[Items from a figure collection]
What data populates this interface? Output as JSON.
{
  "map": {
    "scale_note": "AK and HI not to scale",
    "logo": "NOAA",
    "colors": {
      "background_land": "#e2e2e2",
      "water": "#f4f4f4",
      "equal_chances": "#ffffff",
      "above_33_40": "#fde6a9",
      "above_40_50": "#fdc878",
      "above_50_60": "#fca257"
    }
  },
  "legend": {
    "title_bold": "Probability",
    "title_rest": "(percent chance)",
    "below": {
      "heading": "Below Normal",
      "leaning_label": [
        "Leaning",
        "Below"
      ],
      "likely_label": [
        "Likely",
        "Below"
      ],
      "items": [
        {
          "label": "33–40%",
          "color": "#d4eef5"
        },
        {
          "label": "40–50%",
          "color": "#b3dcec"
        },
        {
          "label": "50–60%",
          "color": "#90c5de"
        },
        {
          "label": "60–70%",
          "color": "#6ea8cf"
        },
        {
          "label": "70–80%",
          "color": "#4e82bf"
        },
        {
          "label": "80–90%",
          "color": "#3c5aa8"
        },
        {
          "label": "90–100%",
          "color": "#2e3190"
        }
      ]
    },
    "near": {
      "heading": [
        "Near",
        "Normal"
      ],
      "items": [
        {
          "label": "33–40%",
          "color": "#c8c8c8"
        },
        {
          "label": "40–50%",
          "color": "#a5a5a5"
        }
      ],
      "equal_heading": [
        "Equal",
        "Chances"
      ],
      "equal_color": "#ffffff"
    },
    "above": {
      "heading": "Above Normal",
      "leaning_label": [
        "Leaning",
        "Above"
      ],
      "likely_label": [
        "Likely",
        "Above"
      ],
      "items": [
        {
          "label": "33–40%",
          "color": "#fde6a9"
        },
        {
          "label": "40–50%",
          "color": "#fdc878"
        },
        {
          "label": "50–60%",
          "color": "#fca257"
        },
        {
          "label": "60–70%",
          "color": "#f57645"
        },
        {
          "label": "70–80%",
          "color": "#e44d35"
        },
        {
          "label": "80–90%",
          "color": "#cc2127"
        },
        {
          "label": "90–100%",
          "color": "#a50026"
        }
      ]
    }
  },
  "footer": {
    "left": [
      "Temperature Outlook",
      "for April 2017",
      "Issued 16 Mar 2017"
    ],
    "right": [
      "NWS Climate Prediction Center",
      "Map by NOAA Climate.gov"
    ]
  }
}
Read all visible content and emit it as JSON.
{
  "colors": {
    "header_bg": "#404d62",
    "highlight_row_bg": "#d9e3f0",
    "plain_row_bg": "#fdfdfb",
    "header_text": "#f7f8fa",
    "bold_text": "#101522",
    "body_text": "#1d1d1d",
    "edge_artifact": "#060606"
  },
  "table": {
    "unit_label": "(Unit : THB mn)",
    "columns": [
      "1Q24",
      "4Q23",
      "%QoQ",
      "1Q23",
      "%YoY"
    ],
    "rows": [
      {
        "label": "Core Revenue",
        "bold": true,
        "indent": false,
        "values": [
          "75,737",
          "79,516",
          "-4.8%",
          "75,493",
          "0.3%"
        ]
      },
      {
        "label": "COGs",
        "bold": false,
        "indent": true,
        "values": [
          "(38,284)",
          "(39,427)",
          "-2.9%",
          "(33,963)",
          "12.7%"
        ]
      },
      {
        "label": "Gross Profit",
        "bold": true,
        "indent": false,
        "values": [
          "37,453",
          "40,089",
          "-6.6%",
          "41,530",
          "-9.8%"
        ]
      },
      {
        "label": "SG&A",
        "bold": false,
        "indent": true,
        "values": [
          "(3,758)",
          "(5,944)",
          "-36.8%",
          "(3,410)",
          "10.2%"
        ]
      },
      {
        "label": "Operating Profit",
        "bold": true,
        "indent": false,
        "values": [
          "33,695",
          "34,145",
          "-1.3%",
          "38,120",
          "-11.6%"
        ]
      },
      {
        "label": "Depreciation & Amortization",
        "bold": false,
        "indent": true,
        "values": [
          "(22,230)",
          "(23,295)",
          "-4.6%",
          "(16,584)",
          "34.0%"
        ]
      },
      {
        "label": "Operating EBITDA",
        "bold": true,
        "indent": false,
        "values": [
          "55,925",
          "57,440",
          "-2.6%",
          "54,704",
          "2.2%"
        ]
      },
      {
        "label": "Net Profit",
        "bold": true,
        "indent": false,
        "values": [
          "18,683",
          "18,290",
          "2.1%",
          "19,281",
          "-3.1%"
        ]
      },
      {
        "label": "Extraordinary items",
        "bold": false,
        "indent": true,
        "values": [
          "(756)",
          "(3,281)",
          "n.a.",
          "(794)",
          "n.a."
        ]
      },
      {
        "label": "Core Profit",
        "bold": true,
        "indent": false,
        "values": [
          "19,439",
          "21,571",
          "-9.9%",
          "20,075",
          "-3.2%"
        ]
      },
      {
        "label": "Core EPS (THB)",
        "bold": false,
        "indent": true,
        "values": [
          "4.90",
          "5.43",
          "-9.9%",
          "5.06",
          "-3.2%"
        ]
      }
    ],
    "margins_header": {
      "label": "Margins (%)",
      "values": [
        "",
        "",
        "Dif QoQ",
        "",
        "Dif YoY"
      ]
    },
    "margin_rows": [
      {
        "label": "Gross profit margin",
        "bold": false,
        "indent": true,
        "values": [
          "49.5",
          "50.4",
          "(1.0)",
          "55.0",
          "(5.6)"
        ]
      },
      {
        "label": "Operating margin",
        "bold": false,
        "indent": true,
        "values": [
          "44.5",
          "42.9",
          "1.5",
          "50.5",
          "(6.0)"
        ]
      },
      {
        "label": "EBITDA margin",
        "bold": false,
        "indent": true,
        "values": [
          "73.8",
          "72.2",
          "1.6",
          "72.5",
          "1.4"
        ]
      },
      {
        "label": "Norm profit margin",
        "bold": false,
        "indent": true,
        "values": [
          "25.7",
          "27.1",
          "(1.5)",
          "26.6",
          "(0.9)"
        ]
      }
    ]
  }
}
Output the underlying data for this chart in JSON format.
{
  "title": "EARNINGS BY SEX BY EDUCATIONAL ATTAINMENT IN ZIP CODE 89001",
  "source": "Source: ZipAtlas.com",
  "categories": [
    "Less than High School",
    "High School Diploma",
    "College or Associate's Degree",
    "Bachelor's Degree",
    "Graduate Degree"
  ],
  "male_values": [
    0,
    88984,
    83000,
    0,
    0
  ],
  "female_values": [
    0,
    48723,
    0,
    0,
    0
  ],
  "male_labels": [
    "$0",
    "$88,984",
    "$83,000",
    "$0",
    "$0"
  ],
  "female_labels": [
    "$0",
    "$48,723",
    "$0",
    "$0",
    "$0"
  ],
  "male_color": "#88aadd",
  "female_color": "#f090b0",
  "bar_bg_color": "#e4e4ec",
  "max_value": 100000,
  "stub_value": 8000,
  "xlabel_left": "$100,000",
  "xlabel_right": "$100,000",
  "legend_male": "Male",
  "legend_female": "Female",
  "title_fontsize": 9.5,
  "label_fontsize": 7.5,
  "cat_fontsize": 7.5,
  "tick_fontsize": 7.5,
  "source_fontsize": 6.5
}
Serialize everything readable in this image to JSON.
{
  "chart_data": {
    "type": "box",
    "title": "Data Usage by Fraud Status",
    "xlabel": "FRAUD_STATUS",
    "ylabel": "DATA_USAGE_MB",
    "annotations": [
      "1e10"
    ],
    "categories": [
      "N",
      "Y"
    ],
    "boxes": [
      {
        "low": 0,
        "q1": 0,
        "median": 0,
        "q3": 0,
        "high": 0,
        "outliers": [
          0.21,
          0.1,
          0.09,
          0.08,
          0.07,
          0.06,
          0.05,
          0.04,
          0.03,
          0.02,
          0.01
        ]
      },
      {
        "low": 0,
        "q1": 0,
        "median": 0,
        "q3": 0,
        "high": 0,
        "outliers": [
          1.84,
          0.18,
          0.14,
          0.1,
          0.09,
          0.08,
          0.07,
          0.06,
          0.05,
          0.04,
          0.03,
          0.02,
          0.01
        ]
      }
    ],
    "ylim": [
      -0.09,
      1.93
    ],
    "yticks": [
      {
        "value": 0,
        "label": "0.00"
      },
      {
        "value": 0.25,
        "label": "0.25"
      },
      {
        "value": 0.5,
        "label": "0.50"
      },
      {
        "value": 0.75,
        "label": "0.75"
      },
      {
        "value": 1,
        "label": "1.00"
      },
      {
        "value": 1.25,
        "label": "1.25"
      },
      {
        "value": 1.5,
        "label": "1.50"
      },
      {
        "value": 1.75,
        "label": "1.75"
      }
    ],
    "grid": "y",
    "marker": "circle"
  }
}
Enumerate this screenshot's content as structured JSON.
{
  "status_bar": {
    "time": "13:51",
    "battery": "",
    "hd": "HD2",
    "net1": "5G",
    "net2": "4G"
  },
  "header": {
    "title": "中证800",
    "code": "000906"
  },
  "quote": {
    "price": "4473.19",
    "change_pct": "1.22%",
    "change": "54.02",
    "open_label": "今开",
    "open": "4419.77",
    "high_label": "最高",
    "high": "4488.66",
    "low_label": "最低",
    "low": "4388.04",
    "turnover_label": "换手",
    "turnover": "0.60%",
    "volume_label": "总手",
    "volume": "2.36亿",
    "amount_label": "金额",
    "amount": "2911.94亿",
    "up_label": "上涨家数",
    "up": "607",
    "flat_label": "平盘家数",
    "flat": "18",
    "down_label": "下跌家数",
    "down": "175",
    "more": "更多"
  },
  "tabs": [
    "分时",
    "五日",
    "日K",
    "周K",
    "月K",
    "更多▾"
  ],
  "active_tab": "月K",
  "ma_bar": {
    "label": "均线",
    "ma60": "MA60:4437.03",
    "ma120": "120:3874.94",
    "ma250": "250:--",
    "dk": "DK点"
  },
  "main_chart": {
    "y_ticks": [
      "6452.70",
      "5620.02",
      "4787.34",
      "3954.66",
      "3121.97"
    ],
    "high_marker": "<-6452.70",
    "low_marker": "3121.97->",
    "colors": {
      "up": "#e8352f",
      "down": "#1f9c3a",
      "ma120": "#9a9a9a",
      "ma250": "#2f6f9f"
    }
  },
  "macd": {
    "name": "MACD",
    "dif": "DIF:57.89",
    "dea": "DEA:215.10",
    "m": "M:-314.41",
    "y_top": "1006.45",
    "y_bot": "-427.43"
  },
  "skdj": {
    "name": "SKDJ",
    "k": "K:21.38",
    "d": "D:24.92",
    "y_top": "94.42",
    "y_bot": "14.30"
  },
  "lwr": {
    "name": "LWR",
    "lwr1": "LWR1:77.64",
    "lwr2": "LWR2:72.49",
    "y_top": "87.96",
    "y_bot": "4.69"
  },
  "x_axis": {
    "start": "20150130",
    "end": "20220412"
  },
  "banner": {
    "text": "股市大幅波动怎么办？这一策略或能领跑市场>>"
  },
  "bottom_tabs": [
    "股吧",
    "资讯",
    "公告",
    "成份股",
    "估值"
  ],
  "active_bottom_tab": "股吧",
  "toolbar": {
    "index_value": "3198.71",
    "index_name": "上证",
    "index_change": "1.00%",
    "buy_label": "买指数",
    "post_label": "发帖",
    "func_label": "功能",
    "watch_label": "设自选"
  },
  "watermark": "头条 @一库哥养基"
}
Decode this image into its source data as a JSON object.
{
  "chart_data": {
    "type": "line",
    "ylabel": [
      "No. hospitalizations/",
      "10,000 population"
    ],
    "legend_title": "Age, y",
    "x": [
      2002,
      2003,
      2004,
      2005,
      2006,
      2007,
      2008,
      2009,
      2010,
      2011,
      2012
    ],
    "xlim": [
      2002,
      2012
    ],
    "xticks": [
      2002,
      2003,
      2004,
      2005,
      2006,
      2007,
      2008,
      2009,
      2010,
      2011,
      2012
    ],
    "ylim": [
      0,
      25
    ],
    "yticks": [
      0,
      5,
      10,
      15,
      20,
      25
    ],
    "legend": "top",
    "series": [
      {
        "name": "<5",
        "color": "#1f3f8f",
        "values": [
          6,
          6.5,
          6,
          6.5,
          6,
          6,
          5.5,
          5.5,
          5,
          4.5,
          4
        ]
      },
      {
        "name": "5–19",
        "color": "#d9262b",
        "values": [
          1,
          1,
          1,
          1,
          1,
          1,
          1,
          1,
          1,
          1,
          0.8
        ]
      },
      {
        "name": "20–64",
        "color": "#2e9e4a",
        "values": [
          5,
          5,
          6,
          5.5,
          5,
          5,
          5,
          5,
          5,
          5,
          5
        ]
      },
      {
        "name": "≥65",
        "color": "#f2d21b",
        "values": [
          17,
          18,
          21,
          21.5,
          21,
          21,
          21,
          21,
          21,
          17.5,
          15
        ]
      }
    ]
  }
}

Stated exercise
Extract lines where the string "School" occurs.

Output for this task
    "Less than High School",
    "High School Diploma",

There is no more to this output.